======== Extracted data ========

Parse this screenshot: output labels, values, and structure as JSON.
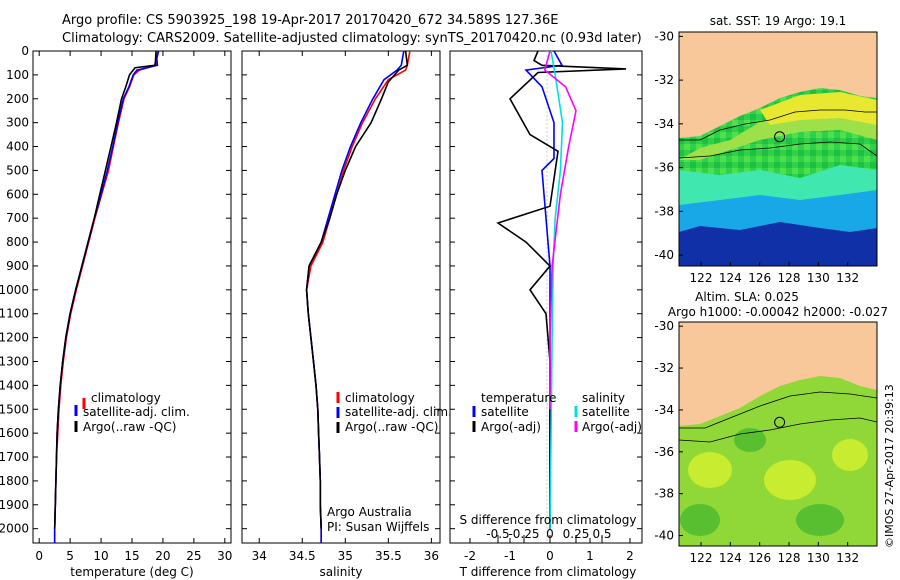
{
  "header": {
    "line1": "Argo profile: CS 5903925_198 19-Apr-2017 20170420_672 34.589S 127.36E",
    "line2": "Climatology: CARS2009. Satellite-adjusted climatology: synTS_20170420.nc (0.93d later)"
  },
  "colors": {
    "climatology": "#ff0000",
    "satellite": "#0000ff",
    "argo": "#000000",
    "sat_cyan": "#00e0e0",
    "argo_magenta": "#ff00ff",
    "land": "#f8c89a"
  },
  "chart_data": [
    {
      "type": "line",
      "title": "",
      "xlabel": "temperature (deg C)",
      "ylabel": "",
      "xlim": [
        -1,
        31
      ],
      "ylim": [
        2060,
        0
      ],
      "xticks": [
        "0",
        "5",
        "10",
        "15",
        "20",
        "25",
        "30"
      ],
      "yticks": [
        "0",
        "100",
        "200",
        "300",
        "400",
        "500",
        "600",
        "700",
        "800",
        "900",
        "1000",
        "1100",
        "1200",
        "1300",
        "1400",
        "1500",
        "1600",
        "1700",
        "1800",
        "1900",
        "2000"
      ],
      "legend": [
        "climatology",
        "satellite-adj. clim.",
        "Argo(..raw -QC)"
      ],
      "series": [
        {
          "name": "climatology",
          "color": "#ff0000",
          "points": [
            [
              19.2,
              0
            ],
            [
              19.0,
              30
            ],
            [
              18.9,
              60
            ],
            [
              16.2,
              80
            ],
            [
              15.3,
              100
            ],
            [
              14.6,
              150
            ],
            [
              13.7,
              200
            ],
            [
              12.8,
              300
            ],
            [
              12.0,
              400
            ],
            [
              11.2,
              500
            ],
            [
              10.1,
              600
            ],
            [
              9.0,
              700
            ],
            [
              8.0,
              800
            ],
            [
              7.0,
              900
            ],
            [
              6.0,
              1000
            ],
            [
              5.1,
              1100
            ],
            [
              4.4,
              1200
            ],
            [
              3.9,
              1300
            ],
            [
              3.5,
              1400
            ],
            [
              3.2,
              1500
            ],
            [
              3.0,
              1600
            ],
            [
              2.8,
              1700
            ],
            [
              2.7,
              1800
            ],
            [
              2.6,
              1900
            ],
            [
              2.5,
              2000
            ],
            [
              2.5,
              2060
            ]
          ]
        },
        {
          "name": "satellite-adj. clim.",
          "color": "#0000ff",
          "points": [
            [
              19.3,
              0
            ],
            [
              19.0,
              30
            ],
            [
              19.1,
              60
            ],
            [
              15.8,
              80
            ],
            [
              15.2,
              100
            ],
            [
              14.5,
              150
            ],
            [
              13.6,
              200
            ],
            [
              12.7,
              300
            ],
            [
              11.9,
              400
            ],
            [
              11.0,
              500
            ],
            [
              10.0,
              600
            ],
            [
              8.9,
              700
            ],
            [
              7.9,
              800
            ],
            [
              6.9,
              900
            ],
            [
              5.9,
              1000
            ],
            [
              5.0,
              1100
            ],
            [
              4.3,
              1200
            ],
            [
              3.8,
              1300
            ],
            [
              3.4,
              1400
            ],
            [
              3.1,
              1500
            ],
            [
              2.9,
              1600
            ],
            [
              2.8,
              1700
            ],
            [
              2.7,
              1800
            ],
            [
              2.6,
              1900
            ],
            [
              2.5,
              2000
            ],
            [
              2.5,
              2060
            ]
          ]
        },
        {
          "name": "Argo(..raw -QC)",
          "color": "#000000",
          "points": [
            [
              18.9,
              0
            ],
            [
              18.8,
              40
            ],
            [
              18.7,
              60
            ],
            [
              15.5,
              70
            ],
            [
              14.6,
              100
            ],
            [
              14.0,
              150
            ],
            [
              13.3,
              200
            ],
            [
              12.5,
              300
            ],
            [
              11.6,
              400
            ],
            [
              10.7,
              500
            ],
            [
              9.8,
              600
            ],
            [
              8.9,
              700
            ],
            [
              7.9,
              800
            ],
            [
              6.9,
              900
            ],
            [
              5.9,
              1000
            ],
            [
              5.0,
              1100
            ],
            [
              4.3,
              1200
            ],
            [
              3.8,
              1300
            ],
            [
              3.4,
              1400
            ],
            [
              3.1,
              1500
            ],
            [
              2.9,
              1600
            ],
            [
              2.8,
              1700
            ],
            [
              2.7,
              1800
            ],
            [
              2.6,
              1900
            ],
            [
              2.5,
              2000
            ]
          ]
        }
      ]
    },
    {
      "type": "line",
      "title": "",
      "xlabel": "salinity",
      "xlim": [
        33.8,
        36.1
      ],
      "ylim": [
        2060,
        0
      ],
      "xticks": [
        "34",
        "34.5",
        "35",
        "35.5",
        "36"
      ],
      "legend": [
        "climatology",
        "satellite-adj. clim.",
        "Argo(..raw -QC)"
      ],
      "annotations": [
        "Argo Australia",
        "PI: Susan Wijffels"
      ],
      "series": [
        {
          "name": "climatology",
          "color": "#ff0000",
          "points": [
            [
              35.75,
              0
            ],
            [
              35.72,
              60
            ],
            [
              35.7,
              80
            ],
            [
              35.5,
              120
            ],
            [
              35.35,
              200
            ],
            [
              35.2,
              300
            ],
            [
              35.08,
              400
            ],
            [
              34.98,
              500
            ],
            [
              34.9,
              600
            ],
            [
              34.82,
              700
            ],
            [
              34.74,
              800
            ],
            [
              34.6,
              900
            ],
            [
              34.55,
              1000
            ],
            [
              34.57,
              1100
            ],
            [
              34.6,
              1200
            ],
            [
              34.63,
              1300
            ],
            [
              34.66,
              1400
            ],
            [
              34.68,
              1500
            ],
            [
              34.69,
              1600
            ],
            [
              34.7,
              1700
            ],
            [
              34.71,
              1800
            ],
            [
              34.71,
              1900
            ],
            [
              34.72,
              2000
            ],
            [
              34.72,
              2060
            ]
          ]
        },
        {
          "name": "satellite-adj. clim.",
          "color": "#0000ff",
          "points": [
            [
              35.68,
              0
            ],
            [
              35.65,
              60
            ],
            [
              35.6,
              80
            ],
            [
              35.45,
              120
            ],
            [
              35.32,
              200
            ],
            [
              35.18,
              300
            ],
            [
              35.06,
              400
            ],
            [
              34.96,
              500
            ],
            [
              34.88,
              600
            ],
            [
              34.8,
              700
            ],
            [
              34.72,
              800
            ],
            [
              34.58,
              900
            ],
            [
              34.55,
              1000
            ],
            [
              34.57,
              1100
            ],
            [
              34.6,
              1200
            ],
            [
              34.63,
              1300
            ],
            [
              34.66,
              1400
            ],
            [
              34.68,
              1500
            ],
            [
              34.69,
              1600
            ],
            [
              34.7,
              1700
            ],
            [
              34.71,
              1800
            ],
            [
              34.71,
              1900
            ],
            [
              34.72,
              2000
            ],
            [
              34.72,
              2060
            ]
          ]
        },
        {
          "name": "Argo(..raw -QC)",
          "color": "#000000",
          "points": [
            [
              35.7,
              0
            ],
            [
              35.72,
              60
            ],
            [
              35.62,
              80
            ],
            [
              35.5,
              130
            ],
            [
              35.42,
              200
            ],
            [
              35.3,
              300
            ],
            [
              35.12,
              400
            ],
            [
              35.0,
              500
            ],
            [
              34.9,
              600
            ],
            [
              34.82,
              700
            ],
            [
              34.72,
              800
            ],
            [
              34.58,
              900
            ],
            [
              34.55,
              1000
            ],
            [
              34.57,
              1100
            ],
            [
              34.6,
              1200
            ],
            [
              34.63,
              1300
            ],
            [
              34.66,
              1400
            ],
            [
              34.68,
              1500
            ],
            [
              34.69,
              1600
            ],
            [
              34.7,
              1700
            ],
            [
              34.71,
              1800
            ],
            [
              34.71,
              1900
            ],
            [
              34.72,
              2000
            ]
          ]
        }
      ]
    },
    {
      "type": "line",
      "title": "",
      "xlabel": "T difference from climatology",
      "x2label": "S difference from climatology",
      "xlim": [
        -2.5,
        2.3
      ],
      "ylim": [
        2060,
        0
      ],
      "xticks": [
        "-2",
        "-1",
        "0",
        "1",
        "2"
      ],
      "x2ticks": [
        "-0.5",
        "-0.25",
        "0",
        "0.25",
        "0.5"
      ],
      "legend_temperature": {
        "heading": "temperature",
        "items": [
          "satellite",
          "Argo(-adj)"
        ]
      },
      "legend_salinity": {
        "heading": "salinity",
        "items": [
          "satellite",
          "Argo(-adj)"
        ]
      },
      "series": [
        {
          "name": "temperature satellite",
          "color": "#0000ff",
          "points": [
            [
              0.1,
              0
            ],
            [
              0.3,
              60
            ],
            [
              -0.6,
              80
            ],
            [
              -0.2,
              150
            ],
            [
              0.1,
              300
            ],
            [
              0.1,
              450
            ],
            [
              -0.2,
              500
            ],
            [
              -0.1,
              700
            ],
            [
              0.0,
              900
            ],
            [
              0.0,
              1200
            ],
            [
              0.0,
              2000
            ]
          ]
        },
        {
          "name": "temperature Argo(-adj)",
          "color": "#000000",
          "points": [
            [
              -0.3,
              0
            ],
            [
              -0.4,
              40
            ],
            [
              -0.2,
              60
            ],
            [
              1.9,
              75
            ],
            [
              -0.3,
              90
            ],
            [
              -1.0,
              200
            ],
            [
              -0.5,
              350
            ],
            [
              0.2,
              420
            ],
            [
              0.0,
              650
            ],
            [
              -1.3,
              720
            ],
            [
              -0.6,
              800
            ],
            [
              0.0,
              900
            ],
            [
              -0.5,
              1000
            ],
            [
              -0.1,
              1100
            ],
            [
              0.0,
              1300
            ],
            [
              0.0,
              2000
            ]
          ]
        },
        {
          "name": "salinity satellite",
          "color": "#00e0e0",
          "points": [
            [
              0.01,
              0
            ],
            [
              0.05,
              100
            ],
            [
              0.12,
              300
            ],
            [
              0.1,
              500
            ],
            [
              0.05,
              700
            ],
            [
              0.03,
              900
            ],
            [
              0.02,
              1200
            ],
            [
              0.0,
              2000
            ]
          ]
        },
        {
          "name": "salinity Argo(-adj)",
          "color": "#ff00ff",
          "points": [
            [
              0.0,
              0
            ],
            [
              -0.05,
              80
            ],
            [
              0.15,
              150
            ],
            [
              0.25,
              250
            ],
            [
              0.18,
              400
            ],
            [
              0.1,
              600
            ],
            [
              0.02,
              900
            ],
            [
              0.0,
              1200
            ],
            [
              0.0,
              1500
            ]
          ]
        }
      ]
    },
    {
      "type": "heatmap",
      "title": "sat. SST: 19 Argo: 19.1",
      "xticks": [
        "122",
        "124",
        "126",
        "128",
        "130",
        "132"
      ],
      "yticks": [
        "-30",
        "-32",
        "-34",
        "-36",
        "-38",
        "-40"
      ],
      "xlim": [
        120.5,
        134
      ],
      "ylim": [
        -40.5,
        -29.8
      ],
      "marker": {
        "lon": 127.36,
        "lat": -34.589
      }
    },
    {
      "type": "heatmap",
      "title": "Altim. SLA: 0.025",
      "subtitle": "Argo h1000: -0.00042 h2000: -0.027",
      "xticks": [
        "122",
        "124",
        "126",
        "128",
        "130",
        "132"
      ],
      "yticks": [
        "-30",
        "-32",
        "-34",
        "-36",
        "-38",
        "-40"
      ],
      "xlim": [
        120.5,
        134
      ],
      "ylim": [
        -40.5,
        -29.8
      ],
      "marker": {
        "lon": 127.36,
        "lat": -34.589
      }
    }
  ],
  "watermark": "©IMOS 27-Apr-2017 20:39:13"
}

========
======== Extracted data ========

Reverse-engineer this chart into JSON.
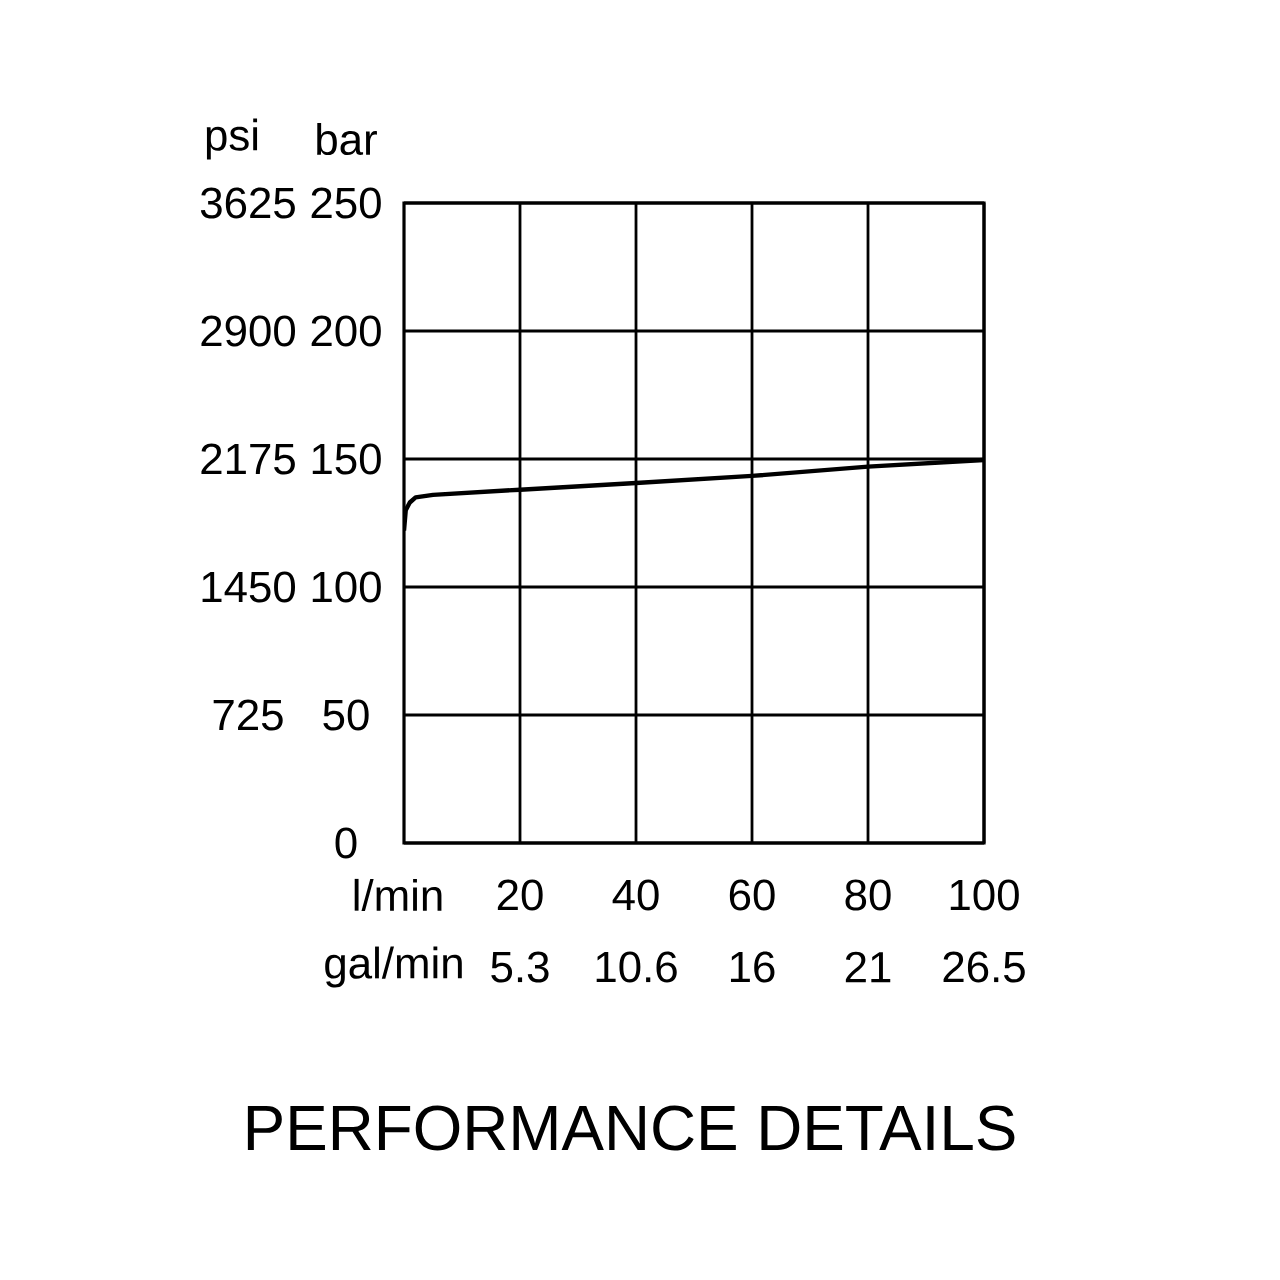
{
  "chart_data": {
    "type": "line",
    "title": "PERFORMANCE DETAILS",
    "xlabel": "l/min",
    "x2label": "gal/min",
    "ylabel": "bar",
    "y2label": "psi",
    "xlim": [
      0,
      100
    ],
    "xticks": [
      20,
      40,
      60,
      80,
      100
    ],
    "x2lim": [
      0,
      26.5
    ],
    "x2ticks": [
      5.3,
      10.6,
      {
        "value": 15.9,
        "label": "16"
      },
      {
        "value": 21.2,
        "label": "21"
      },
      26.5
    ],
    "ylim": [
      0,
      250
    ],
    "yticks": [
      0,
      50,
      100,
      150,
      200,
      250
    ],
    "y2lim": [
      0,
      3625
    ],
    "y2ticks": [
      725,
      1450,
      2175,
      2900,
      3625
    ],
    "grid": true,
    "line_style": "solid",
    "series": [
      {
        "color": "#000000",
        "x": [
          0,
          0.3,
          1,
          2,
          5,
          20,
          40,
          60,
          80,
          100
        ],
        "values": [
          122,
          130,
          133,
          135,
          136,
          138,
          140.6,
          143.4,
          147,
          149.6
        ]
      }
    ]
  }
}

========
======== Extracted data ========

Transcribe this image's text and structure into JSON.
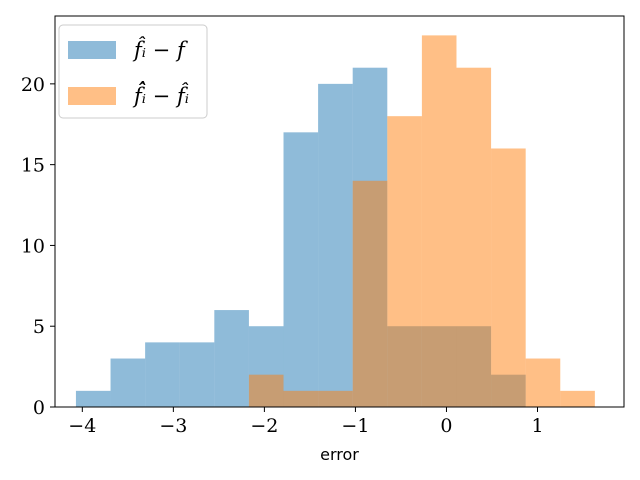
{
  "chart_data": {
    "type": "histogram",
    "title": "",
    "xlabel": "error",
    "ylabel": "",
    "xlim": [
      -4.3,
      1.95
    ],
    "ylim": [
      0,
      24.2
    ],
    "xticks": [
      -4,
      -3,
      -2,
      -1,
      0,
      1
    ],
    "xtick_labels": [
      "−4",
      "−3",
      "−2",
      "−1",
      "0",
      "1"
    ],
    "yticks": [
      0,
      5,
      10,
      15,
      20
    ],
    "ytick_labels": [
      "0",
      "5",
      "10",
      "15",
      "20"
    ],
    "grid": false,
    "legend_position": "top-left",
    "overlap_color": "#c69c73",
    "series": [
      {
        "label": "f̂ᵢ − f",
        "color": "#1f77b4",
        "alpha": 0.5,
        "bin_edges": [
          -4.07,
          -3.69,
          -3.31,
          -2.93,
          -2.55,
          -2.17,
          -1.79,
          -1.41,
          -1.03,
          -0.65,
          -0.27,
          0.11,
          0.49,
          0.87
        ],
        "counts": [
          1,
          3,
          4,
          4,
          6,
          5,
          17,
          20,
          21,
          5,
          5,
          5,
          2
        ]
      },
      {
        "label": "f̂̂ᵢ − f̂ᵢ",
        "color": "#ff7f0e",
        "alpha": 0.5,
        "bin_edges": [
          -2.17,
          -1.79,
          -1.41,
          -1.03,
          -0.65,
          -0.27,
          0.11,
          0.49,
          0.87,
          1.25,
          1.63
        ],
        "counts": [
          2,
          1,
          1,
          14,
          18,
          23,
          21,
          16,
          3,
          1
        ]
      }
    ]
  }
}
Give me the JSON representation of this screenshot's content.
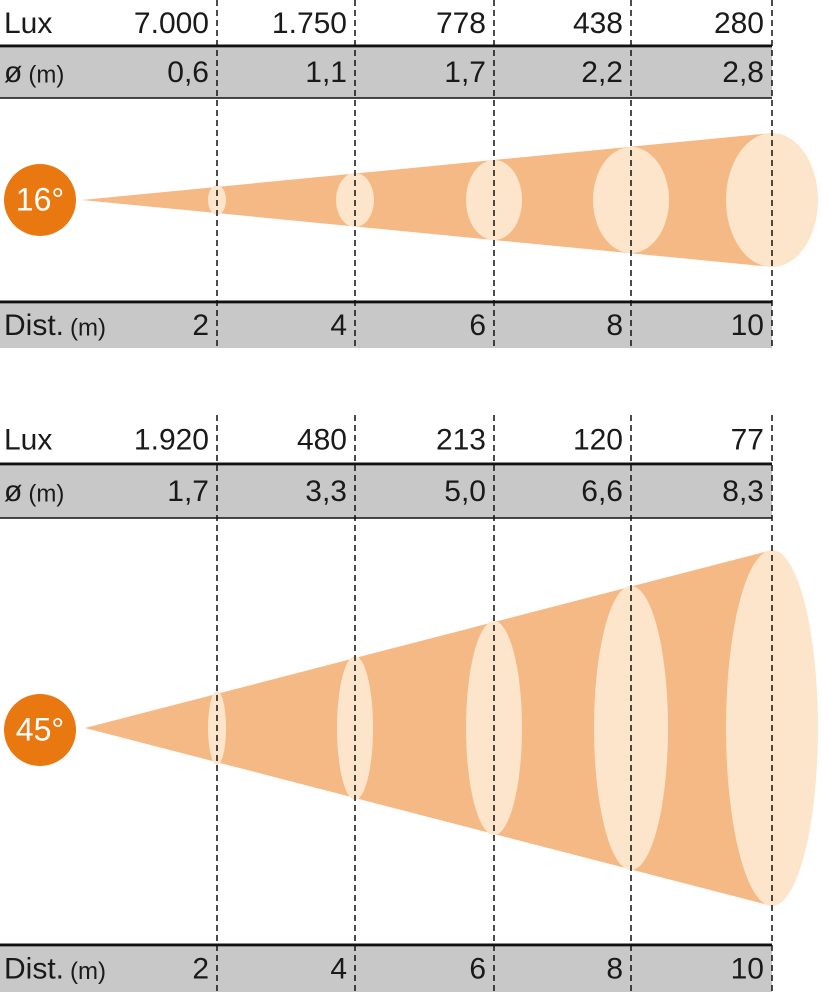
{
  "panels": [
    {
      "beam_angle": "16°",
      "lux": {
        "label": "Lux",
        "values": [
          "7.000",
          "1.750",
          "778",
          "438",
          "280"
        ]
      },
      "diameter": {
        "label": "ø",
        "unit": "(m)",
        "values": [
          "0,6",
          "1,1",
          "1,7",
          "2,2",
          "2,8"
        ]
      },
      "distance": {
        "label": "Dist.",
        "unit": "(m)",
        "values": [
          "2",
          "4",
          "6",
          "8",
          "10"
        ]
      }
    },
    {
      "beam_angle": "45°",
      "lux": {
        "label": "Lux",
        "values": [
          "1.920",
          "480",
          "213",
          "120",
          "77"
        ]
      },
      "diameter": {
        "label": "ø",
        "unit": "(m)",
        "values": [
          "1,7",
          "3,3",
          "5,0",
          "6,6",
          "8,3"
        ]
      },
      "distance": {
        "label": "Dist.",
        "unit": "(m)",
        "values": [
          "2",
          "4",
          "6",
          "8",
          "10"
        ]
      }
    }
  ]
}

========

_Aim_.
Copy each line containing the word "JSON" from the data.

_Worked answer_.
Parse this screenshot: output labels, values, and structure as JSON.
Reverse-engineer this chart into JSON.
Transcribe this image's text and structure into JSON.
Give me the JSON representation of this screenshot's content.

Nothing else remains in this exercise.